WORK INSTRUCTIONS: Give the number of lines that include the word "scale", nothing more.

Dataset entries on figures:

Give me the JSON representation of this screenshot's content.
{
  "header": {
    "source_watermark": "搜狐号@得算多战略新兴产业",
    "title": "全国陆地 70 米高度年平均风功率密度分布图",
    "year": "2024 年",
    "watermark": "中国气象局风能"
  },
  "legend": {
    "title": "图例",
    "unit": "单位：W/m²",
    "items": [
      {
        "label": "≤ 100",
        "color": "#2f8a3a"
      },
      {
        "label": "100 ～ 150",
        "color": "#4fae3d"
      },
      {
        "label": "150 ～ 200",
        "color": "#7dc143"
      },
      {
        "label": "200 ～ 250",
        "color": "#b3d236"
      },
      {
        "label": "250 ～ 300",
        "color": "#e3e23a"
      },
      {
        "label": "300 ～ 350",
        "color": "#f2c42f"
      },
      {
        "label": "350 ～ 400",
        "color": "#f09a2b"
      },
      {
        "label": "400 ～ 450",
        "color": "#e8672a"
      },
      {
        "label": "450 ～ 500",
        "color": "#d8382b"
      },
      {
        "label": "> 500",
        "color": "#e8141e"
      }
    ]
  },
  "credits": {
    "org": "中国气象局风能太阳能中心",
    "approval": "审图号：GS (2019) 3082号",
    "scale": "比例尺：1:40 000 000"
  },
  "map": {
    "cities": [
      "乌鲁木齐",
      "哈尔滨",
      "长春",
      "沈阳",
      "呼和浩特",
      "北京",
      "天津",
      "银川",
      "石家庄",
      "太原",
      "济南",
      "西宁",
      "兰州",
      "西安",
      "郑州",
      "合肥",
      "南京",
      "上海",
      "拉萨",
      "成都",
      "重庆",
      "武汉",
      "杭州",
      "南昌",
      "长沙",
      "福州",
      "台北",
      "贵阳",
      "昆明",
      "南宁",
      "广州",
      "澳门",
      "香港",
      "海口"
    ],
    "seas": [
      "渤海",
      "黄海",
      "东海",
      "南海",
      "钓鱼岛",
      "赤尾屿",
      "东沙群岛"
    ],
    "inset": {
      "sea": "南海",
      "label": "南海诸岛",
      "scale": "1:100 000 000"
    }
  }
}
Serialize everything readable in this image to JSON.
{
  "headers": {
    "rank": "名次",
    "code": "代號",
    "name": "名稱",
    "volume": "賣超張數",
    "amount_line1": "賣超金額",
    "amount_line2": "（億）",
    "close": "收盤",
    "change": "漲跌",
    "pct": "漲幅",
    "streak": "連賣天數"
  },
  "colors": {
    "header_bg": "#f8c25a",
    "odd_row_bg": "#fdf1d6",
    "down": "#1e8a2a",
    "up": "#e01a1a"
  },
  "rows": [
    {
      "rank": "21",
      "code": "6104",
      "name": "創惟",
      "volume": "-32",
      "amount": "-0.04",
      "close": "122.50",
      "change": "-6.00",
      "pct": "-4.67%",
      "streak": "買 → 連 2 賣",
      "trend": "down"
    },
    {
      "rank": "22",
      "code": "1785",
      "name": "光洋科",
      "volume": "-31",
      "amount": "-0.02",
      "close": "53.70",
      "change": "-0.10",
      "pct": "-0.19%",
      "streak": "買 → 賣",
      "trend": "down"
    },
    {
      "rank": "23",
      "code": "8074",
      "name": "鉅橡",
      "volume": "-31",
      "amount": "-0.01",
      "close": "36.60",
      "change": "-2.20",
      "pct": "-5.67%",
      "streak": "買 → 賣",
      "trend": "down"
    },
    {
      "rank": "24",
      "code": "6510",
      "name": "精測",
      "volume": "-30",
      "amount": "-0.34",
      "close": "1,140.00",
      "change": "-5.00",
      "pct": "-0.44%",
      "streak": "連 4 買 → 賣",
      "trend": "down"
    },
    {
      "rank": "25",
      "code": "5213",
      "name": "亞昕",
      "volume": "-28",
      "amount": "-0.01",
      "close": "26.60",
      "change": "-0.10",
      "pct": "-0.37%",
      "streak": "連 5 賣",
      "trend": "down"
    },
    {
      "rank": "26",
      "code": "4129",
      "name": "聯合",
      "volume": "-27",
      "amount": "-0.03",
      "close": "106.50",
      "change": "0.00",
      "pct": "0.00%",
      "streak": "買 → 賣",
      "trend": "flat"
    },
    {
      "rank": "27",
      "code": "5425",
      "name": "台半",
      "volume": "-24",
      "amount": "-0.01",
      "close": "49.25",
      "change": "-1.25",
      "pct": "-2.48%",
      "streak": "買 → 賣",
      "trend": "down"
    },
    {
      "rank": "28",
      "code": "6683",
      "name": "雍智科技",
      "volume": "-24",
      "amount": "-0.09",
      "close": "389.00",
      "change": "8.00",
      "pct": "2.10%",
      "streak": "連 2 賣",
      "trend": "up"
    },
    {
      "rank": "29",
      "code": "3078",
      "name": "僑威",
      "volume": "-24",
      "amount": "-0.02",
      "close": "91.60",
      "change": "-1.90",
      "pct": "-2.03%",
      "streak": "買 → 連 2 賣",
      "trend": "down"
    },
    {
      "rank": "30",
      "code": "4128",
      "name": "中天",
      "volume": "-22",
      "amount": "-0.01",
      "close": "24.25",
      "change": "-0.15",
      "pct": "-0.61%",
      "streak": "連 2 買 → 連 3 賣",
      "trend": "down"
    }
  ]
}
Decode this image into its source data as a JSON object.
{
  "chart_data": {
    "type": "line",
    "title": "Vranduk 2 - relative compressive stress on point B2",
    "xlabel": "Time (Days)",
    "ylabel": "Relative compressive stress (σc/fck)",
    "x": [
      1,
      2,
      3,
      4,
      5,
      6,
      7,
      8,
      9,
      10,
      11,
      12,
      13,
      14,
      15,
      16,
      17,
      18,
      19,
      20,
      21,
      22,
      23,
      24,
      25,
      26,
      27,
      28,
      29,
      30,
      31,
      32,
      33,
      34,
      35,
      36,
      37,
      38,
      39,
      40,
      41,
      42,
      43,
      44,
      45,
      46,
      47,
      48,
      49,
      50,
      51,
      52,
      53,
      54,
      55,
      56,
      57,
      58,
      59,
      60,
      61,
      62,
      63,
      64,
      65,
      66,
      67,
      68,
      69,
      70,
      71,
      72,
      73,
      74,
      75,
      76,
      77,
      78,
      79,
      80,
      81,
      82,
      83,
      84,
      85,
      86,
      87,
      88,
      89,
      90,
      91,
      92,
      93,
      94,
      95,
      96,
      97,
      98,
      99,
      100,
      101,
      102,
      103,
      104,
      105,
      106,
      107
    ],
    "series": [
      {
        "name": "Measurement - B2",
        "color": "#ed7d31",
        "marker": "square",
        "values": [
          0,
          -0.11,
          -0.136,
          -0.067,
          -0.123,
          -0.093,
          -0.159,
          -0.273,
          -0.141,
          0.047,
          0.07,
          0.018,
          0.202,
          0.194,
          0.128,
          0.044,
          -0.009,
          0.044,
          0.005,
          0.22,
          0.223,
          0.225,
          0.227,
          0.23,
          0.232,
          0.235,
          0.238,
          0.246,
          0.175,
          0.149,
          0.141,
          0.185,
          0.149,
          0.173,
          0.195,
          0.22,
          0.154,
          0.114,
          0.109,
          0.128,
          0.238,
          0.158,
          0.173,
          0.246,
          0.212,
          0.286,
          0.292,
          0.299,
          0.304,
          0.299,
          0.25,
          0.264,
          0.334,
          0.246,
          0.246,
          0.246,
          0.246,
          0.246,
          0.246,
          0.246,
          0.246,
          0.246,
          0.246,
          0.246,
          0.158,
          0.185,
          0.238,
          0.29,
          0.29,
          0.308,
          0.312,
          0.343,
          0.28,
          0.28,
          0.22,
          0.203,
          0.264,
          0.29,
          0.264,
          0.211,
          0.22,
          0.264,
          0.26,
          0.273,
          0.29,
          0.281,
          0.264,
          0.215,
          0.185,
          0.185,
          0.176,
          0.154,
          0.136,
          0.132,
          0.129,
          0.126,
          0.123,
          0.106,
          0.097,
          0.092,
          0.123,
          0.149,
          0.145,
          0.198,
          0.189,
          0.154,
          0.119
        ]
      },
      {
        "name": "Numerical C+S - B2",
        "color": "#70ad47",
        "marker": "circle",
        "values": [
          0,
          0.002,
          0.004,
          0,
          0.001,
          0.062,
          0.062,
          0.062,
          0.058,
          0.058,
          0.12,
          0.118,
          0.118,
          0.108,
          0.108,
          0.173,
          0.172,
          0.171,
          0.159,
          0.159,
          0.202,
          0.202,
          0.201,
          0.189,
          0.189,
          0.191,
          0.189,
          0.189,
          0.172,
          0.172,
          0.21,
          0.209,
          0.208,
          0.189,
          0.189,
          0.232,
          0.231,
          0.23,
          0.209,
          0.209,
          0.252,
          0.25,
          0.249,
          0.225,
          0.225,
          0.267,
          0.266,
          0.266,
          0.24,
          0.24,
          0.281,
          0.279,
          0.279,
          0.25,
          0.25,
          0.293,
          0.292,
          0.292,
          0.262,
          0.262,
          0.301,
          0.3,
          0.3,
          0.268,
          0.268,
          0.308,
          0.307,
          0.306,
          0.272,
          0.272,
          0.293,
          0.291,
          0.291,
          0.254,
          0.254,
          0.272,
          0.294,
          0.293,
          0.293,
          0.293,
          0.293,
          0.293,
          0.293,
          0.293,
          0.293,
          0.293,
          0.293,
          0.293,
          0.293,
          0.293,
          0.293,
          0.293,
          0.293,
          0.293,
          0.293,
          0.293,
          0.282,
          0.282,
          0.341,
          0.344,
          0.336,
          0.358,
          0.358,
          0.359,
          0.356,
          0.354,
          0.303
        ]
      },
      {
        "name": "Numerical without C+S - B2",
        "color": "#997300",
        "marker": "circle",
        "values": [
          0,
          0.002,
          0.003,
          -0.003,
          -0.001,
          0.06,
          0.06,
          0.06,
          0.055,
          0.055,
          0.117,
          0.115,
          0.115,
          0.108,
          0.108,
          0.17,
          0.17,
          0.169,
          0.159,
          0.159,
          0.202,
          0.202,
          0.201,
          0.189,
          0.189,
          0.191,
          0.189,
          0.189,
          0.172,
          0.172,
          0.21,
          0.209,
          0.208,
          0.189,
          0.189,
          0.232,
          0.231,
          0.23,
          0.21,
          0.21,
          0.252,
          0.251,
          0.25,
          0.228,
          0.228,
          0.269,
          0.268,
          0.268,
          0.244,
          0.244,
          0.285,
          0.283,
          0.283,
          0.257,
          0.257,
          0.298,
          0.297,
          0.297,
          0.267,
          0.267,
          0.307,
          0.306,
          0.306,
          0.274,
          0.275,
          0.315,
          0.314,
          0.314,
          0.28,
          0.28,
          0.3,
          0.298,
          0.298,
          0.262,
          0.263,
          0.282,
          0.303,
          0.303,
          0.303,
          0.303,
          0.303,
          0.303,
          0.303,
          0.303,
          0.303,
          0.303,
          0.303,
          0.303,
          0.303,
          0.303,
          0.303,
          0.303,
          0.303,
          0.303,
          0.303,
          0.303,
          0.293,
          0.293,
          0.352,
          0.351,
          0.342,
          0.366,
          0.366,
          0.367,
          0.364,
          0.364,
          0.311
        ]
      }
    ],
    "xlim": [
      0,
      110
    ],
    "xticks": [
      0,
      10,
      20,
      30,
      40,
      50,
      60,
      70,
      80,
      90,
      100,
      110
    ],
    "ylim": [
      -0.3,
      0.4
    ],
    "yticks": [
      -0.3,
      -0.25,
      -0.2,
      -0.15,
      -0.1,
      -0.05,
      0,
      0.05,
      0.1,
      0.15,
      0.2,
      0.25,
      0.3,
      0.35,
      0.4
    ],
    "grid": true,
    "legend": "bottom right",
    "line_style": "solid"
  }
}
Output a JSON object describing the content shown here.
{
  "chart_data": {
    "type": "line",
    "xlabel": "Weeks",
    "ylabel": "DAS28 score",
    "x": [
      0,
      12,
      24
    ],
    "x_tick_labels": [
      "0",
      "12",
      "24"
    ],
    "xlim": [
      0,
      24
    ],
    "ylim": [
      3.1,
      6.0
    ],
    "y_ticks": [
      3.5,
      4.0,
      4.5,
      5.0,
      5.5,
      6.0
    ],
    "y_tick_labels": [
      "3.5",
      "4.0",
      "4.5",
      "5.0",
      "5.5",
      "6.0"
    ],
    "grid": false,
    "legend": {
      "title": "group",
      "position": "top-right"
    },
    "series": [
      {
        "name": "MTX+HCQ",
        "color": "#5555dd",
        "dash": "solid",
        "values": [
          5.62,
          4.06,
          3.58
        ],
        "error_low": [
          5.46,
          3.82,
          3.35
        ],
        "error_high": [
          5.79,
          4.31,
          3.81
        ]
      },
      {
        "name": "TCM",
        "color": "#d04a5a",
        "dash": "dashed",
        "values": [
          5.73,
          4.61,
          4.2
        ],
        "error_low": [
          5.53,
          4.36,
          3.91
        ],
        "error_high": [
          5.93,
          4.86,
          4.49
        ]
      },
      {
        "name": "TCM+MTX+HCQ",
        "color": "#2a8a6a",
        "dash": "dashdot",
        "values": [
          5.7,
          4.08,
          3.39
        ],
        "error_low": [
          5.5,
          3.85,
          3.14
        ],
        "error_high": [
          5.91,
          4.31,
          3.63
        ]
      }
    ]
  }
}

CORRECT ANSWER: 2